• CONSIGNE A:
Répondez aux questions suivantes sur la présentation du film Trouble.
(i) À quelle institution appartient la collection Crawford ?
(ii) Dans quels pays s'exerçait la domination anglaise dont Miranda Pennell étudie les archives photographiques ?
(iii) Avec quel film, et de quelle année, sa recherche a-t-elle commencé ?

• EXTRAIT PRÉSENTÉ:

• Compétition Flash

TROUBLE

Miranda Pennell

Une étrange présence hante les images de la collection Crawford, de l’Institut d’Archéologie UCL, et se répand dans la ville de Londres : écho de la malédiction des Pharaons, une menace spectrale se manifeste sous la forme d’un mystérieux malaise. La recherche de Miranda Pennell sur les archives photographiques de la domination anglaise en Egypte et Iraq au début du XXème siècle est une enquête de détective, à la recherche des indices laissés malgré eux par les bourreaux que l’histoire a célébrés comme civilisateurs. Dans ces images de ruines, illustration de l’entreprise de connaissance et de contrôle impérialiste, Pennell découvre les cicatrices que l’archive a cachées : cicatrices jamais guéries par lesquelles le refoulé de l’histoire remonte pour mettre en crise le récit officiel. À travers ces fissures, ce sont les victimes de la colonisation anglaise (et européenne) qui reviennent du royaume des morts pour demander vengeance ; à jamais invisibles, elles se manifestent par le son, celui des films de terreur des années 50-60. En mêlant l’essai au cinéma de genre, Pennell construit une histoire de terreur terriblement réelle : les horreurs du passé et du présent se mêlent, fêlent la surface apparemment lisse de l’histoire pour en montrer toute la violence occultée, d’hier et d’aujourd’hui. Le malaise qui ronge le présent, c’est la malédiction de la colonisation. Elle nous oblige à regarder dans le noir de l’histoire et à soutenir le regard que celle-ci nous rend.

Margot Mecca

Ce film s’inscrit dans un projet de recherche plus large, consacré aux archives photographiques coloniales. En quoi consiste cette recherche et comment a-t-elle commencé ?

Elle a commencé avec Why Colonel Bunny was killed (2010), un film dans lequel je m’intéressais à l’histoire de ma propre famille et de ses liens avec le colonialisme britannique. En étudiant un récit de souvenirs de colon daté de 1909, j’avais été frappée par la ressemblance des images, du lexique et des préoccupations d’alors, avec ceux de la prétendue ‘guerre contre le terrorisme’ aujourd’hui. Le travail sur les photos d’archive s’est d’abord imposé comme une nécessité. Mais j’ai très vite été fascinée par le potentiel du film comme médium d’exploration de la photographie. J’aime beaucoup la façon dont un film peut forcer le spectateur à s’attarder sur une image ou sur un bout d’image, et le conduire ainsi à y relever des détails significatifs, ou à interroger l’origine, le mode d’apparition de cette image. Mes projets les plus récents se penchent sur les histoires conjointes de la photographie aérienne et des bombardements. Dans celui-ci, la nouveauté est l’emprunt aux codes du film de genre pour aborder des histoires difficiles et dérangeantes.

• CONSIGNE B:
Reproduisez à l'identique les lignes des enregistrements, en partant de leur début et en terminant par la ligne qui contient «volume-bar: [468, 558, 478, 586]», celle-ci comprise.

• DONNÉES FOURNIES:
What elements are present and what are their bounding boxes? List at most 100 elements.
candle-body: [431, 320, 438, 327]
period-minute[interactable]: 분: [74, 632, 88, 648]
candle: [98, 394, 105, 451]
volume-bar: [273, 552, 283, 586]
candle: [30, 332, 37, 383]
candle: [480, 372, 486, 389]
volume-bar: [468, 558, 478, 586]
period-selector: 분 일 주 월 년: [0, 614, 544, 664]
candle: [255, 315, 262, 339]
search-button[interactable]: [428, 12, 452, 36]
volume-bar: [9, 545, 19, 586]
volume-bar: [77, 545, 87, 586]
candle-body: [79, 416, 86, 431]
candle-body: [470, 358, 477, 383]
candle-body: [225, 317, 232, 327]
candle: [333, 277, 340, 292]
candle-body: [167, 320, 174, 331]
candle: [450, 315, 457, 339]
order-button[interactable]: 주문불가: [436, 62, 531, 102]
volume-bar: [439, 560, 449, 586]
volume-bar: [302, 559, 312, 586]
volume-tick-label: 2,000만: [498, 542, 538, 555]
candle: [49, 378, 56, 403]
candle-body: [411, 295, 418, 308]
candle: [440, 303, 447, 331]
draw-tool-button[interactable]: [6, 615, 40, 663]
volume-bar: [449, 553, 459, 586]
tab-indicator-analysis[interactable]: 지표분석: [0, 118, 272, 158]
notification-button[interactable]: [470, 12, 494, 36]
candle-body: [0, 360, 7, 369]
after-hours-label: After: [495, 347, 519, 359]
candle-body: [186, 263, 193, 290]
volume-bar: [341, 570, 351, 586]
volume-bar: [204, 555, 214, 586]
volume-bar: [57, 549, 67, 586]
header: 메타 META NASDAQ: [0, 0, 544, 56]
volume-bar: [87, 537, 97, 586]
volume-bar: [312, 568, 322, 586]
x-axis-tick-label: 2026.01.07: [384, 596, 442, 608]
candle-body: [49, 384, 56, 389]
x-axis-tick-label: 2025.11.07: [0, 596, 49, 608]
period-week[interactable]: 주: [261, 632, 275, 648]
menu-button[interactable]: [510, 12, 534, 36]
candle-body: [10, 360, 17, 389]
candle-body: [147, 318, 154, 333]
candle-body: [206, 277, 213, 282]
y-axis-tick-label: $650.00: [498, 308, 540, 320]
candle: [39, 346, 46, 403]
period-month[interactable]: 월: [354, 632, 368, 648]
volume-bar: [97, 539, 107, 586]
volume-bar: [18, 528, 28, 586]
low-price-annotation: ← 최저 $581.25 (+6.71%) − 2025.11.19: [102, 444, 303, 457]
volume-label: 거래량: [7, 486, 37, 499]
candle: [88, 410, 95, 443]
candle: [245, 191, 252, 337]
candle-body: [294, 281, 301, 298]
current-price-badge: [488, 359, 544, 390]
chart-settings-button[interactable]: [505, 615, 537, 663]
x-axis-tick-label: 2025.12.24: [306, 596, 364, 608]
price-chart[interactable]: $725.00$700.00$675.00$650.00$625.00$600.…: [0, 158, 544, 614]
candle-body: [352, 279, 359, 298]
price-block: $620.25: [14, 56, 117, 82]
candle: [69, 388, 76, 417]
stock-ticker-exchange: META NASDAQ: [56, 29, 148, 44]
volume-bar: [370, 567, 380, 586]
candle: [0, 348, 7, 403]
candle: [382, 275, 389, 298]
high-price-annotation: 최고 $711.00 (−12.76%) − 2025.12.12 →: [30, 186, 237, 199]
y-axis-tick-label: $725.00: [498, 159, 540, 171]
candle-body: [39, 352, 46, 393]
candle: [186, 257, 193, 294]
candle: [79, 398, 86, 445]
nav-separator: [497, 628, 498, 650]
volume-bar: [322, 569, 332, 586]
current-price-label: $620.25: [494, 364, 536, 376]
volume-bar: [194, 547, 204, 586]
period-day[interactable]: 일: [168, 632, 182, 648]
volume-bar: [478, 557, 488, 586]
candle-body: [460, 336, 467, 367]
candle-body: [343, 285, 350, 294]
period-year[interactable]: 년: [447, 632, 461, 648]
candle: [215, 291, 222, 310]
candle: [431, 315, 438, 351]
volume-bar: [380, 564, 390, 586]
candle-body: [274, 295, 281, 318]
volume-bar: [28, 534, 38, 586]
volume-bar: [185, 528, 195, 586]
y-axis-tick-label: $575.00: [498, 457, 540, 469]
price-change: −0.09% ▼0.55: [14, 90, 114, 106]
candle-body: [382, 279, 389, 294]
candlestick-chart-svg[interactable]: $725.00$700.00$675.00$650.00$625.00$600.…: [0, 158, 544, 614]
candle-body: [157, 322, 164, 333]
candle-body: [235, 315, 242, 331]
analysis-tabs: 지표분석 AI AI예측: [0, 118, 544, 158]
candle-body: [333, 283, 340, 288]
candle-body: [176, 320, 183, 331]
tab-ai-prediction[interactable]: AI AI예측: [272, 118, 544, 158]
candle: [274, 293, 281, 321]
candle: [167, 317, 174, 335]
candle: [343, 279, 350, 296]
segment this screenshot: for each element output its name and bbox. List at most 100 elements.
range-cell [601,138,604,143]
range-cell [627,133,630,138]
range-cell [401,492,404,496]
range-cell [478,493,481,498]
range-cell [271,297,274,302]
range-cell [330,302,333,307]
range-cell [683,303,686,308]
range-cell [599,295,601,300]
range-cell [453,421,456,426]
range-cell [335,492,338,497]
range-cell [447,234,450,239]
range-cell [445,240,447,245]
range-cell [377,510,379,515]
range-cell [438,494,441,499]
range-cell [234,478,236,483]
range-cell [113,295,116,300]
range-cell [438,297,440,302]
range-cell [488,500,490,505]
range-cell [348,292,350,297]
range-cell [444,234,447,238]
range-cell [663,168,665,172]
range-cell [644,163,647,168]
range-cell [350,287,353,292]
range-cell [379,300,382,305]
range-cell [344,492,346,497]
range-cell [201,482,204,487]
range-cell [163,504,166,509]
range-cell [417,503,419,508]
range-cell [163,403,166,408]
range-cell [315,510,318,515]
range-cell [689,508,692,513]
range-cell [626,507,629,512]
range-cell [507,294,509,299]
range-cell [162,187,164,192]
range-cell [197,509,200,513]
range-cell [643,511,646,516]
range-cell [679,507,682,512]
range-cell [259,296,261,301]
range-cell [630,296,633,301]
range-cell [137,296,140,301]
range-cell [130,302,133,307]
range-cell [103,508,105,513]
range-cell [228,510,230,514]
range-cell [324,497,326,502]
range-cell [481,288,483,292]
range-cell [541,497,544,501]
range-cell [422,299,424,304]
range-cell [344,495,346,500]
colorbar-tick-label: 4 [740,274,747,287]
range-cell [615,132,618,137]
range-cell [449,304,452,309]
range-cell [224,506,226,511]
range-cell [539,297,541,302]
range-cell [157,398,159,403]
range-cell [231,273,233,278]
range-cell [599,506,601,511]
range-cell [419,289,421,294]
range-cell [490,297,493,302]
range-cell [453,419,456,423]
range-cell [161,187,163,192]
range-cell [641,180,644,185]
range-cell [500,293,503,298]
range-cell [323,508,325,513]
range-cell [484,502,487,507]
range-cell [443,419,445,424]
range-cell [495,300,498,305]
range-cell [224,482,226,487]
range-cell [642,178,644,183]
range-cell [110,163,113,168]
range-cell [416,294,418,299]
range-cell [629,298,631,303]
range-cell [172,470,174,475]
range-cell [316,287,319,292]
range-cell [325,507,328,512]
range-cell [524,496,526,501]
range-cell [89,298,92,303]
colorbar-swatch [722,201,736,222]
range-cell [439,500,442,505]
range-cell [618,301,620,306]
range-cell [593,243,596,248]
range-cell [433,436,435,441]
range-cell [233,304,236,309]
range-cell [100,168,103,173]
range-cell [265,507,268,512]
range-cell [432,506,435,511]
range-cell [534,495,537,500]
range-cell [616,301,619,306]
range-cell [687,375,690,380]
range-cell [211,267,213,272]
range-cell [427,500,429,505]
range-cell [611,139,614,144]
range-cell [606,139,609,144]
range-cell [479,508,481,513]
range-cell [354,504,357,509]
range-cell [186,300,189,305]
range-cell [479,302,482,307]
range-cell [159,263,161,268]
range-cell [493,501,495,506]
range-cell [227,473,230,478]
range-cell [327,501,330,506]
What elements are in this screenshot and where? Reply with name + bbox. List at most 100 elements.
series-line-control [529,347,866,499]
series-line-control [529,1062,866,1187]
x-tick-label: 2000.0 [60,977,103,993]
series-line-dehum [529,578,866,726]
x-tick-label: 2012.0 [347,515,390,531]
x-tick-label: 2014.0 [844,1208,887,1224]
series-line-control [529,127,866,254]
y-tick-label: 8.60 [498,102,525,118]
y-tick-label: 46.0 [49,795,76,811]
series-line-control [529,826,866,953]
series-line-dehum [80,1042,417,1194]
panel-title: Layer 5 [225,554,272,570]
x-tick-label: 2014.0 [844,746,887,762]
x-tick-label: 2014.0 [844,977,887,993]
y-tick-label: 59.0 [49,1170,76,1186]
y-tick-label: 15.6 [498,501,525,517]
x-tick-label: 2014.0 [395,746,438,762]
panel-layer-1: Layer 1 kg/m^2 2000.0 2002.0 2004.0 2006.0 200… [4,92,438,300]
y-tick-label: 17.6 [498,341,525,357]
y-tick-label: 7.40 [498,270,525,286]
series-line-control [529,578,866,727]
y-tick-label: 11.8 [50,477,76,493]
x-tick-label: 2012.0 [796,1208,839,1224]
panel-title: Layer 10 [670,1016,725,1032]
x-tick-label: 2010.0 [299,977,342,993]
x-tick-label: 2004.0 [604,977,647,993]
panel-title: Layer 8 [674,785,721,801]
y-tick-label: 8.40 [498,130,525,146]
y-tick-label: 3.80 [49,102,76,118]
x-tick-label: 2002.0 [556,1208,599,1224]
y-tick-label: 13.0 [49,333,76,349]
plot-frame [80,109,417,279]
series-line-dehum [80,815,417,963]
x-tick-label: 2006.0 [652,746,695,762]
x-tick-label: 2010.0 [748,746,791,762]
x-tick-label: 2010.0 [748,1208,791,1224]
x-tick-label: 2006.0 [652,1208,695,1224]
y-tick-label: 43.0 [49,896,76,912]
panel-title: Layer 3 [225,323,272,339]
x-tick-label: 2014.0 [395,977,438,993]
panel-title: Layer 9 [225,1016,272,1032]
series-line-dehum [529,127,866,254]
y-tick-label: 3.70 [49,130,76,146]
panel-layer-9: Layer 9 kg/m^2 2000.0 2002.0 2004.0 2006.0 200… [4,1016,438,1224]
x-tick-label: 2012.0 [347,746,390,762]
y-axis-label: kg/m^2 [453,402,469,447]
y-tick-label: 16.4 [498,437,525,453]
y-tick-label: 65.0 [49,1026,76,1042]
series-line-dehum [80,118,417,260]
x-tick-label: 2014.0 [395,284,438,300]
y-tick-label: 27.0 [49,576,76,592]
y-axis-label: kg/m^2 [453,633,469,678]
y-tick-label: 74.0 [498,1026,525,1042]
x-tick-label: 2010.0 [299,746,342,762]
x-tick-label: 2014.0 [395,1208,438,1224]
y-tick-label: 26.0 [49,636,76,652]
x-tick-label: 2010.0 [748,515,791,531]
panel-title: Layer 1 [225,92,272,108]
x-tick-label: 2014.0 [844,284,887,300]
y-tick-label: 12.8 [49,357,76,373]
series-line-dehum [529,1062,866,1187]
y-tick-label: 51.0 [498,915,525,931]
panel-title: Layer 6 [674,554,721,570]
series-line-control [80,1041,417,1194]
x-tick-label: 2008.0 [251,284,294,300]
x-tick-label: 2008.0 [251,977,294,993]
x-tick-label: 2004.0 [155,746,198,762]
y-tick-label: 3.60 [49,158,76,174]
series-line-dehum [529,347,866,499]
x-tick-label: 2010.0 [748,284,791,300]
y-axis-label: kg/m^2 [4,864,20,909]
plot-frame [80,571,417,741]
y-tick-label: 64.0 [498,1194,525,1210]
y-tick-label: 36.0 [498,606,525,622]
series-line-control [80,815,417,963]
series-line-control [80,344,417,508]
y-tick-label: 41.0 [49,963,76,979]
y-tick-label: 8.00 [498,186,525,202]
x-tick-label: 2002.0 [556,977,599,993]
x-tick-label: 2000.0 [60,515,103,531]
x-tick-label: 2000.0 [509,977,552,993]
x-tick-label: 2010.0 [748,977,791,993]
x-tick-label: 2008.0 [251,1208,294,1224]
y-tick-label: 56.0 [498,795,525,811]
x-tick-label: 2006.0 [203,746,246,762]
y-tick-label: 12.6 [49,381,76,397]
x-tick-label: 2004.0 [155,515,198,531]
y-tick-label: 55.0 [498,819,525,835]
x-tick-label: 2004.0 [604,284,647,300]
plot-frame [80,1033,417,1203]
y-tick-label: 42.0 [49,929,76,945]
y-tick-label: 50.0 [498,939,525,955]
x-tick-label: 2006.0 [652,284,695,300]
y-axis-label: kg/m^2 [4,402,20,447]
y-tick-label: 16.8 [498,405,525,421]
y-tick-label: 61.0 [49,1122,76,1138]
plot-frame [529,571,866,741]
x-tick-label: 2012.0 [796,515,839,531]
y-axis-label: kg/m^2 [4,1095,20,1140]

• RÉPONSE RÉDIGÉE A:
(i) À l'Institut d'Archéologie UCL.
(ii) En Egypte et en Iraq.
(iii) Avec Why Colonel Bunny was killed, en 2010.

• RÉPONSE RÉDIGÉE B:
What elements are present and what are their bounding boxes? List at most 100 elements.
candle-body: [431, 320, 438, 327]
period-minute[interactable]: 분: [74, 632, 88, 648]
candle: [98, 394, 105, 451]
volume-bar: [273, 552, 283, 586]
candle: [30, 332, 37, 383]
candle: [480, 372, 486, 389]
volume-bar: [468, 558, 478, 586]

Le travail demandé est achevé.